■ WHAT NEEDS TO BE DONE ■
Tally the lines in the records underneath that contain the string "from", and state the figure by itself.

■ EXERCISE MATERIALS ■
========================

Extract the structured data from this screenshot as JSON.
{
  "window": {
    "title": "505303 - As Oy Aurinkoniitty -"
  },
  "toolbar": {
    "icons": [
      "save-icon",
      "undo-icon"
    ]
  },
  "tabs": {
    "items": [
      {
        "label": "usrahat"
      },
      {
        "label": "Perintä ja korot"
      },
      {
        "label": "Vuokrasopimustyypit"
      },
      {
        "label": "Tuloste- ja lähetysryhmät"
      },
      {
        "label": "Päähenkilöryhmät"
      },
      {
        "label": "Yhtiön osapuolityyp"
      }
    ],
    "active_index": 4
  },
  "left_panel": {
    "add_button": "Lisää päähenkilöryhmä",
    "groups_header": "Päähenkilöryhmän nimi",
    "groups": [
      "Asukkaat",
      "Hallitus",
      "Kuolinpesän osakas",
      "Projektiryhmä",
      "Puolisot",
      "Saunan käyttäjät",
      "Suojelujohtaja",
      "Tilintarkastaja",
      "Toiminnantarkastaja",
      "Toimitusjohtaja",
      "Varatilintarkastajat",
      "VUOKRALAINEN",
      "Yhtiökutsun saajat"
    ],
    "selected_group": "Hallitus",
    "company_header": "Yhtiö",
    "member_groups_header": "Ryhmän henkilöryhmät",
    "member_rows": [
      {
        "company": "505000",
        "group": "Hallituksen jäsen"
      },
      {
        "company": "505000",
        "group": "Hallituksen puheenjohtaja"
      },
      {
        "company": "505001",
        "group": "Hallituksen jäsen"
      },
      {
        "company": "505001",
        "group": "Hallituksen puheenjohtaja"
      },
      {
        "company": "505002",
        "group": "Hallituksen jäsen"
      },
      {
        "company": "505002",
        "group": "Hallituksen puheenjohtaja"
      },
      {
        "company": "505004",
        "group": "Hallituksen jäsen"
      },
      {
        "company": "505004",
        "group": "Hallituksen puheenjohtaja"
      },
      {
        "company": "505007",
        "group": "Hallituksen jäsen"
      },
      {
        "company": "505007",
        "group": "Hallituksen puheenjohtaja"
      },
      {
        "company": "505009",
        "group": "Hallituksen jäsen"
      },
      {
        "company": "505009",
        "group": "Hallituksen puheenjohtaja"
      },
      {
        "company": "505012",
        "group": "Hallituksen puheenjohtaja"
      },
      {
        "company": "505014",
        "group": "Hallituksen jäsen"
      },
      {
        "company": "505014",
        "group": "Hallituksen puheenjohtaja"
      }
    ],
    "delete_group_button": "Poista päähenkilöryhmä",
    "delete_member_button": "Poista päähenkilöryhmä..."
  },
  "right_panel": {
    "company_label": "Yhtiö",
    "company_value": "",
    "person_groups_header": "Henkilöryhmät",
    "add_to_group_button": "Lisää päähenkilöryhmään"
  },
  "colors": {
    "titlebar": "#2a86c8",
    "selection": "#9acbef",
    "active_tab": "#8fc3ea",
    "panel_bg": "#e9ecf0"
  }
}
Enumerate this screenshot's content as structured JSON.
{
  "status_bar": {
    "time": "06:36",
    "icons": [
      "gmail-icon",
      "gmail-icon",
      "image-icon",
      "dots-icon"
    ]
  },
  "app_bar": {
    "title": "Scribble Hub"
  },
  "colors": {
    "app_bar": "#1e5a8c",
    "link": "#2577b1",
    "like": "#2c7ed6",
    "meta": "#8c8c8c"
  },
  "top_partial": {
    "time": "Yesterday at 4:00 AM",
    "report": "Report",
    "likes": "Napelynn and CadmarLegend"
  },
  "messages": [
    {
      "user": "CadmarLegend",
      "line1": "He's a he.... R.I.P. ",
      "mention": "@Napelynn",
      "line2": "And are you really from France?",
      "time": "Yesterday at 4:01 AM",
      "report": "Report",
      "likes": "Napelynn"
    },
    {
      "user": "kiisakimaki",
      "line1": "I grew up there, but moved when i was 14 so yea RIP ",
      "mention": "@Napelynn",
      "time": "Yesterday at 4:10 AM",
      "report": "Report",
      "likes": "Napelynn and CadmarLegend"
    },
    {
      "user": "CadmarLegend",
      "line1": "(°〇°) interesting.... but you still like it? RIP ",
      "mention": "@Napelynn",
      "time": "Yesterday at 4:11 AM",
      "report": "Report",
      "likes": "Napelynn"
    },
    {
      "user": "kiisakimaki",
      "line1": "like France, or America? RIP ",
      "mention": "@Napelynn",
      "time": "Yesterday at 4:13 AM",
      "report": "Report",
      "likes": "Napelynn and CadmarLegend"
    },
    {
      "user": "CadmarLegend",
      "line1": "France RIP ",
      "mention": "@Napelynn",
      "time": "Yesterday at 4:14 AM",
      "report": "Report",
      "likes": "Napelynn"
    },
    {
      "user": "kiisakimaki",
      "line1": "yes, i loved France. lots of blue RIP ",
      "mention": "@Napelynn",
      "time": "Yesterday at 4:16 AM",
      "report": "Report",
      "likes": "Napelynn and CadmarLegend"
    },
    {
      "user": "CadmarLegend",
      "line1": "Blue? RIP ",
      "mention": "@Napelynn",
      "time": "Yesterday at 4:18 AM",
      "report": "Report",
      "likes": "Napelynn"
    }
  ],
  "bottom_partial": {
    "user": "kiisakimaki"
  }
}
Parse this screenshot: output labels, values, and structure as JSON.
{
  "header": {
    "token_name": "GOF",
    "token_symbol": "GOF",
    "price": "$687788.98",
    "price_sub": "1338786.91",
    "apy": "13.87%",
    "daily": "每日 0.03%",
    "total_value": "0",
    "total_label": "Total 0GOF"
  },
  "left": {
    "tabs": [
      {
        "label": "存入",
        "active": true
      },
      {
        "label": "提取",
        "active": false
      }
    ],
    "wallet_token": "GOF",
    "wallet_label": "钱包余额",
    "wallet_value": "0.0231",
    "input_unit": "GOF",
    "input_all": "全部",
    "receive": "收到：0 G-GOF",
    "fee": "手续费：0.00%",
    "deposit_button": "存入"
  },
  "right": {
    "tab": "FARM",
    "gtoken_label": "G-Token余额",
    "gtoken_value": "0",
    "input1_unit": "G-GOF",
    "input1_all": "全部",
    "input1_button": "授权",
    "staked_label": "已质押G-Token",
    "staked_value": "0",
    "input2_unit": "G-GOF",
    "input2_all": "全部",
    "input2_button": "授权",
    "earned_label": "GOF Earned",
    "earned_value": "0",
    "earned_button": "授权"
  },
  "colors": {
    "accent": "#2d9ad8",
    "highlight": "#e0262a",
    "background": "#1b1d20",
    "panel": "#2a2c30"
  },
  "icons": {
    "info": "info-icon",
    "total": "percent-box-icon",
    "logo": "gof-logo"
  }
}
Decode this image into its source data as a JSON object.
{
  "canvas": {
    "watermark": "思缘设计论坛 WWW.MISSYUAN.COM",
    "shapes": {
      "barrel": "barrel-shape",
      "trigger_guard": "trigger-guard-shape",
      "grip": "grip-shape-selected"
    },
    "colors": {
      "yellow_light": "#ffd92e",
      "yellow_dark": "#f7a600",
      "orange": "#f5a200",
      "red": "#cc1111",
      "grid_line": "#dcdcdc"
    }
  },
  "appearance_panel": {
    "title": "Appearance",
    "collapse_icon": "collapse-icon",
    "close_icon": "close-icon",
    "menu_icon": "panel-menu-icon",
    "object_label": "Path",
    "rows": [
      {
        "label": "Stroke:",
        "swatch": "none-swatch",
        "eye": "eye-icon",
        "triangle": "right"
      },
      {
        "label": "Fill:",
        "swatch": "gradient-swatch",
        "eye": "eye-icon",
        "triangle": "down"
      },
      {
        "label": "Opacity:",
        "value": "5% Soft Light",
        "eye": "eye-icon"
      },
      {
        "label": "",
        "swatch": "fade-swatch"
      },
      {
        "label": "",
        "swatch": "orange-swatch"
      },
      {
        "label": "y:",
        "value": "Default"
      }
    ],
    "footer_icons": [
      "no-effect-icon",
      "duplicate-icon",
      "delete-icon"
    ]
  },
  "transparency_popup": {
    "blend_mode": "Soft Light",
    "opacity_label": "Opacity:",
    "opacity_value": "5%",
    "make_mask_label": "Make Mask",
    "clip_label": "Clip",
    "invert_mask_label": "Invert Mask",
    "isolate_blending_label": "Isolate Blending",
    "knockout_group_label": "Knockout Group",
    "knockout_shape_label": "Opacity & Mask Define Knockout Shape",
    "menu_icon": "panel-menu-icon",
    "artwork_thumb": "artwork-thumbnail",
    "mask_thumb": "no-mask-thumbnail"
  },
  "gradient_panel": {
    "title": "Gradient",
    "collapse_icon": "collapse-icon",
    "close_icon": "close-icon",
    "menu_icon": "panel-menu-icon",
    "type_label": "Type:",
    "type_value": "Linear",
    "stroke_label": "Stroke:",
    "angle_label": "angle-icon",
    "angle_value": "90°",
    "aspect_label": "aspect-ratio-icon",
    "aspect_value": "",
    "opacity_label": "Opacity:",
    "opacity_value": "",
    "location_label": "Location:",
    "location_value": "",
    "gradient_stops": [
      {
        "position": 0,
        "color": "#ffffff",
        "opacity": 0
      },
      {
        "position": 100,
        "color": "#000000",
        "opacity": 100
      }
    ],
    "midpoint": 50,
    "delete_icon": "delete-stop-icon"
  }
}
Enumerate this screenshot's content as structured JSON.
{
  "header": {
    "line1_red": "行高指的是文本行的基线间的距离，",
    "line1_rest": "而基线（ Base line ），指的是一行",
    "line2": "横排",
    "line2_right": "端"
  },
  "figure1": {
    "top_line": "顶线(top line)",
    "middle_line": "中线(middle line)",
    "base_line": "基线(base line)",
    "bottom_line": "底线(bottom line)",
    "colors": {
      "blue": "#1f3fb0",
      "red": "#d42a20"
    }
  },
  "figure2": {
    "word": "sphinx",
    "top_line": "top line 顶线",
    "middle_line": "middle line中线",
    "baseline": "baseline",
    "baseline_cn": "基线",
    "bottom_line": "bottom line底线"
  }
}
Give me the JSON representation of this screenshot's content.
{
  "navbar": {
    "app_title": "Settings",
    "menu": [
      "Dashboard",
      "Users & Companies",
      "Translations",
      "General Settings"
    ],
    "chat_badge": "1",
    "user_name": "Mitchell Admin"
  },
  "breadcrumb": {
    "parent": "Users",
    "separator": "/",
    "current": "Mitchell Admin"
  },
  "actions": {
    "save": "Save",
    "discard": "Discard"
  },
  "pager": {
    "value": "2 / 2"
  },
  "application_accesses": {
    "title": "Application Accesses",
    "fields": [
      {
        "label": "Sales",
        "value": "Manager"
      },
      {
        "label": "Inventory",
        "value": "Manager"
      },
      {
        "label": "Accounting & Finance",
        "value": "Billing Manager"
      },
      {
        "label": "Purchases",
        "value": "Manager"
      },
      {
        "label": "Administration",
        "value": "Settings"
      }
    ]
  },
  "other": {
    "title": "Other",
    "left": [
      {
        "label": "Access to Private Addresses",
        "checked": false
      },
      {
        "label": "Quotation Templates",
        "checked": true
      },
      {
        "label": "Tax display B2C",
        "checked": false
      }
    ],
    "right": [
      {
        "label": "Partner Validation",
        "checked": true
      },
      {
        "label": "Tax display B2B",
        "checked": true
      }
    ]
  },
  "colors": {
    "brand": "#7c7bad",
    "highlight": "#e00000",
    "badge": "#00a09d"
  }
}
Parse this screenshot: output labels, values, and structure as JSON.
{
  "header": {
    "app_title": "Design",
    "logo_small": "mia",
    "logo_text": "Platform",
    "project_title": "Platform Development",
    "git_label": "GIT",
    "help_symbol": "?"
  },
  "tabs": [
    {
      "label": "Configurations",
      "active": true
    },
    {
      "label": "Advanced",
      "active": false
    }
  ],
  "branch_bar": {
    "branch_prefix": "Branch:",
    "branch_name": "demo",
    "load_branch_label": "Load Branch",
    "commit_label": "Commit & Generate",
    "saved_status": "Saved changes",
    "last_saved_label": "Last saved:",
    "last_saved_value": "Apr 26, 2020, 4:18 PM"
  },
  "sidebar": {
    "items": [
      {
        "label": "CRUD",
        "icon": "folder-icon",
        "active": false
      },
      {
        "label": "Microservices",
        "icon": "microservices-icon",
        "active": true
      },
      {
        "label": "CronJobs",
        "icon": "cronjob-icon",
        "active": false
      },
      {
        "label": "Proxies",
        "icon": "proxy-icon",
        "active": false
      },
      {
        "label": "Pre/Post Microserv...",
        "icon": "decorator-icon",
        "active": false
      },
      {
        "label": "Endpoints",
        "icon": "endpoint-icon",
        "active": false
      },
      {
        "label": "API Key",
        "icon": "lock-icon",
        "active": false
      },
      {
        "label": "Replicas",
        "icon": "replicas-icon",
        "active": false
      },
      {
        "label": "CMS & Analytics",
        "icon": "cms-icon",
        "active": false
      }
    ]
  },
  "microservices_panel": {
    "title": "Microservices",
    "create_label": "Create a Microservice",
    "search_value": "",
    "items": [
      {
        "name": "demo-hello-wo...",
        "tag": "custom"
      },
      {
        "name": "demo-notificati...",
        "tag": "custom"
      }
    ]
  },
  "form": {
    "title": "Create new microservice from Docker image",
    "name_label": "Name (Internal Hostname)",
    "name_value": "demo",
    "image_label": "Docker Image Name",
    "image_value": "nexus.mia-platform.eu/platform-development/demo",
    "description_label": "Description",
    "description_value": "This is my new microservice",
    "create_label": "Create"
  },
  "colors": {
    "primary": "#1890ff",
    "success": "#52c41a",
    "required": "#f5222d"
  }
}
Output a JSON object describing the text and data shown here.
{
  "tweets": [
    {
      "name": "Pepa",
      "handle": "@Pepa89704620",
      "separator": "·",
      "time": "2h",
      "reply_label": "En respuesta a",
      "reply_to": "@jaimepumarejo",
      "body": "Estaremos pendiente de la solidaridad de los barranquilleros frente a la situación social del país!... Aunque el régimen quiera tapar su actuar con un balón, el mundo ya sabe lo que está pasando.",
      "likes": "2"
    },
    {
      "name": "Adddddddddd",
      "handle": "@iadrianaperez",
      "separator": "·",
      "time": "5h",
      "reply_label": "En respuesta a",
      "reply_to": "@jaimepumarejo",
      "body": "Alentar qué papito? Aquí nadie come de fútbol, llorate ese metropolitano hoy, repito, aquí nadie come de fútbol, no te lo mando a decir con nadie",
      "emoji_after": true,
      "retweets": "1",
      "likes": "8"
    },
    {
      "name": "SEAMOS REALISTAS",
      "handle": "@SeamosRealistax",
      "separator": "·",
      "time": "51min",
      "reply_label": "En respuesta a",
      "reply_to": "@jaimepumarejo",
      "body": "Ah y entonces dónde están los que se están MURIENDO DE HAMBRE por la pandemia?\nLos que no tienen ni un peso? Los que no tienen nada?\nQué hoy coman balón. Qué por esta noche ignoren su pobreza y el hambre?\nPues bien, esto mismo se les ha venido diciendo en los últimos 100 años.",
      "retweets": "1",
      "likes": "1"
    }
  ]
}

========================

■ TASK RESPONSE ■
3